INSTRUCTIONS FOR THE TASK:
Will you transcribe all the entries word for word, skipping the pictures they hold?

─── RECORDS PROVIDED ───

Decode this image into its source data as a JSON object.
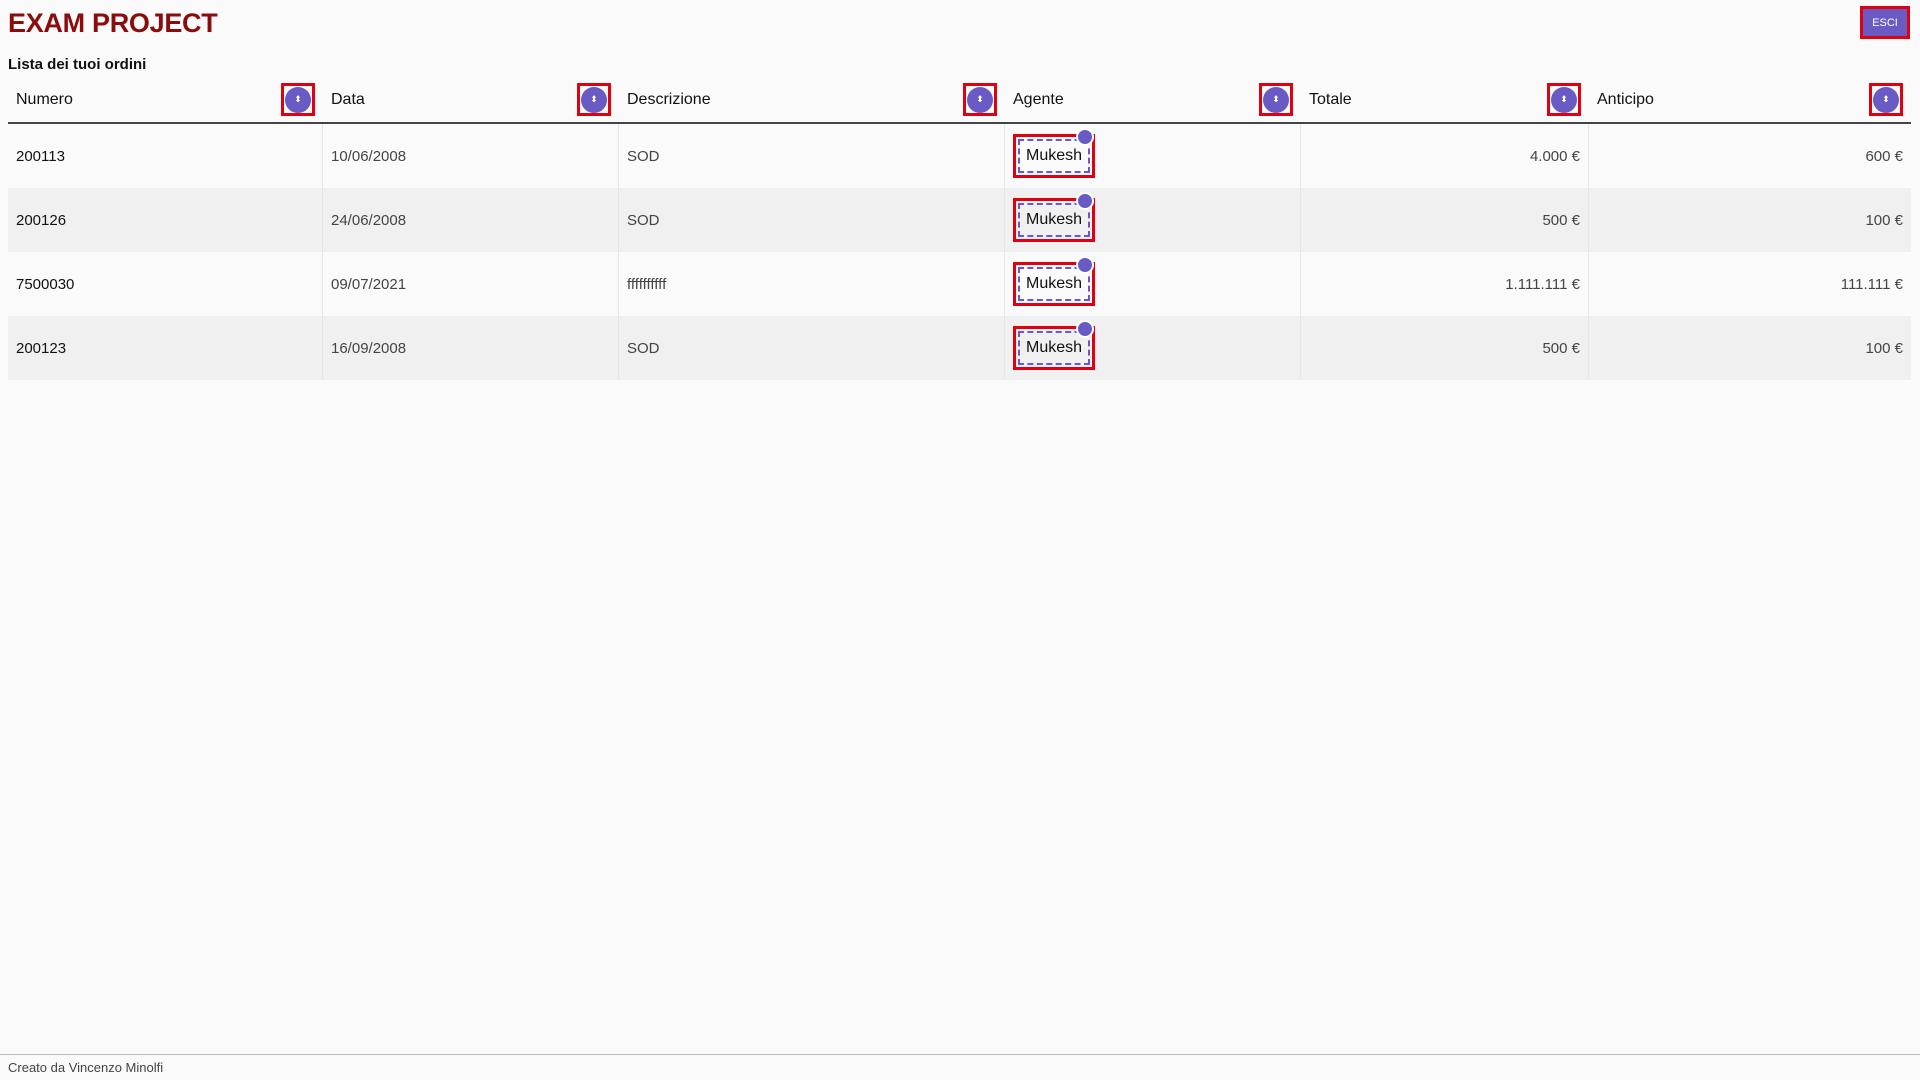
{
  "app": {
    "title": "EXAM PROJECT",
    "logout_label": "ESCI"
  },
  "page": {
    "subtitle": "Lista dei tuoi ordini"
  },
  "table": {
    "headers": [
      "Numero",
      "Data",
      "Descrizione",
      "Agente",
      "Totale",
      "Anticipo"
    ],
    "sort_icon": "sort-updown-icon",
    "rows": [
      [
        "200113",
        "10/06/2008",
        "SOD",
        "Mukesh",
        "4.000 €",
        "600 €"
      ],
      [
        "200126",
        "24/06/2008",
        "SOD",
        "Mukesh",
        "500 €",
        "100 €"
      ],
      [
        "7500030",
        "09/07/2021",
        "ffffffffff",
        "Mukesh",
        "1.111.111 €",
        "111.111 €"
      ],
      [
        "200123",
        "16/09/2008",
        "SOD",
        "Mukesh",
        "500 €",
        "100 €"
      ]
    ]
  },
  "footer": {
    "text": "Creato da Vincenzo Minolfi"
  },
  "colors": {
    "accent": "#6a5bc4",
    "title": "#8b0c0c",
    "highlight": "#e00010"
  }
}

───

RESPONSE BELOW:
Decode this image into its source data as a JSON object.
{
  "app": {
    "title": "EXAM PROJECT",
    "logout_label": "ESCI"
  },
  "page": {
    "subtitle": "Lista dei tuoi ordini"
  },
  "table": {
    "headers": [
      "Numero",
      "Data",
      "Descrizione",
      "Agente",
      "Totale",
      "Anticipo"
    ],
    "sort_icon": "sort-updown-icon",
    "rows": [
      [
        "200113",
        "10/06/2008",
        "SOD",
        "Mukesh",
        "4.000 €",
        "600 €"
      ],
      [
        "200126",
        "24/06/2008",
        "SOD",
        "Mukesh",
        "500 €",
        "100 €"
      ],
      [
        "7500030",
        "09/07/2021",
        "ffffffffff",
        "Mukesh",
        "1.111.111 €",
        "111.111 €"
      ],
      [
        "200123",
        "16/09/2008",
        "SOD",
        "Mukesh",
        "500 €",
        "100 €"
      ]
    ]
  },
  "footer": {
    "text": "Creato da Vincenzo Minolfi"
  },
  "colors": {
    "accent": "#6a5bc4",
    "title": "#8b0c0c",
    "highlight": "#e00010"
  }
}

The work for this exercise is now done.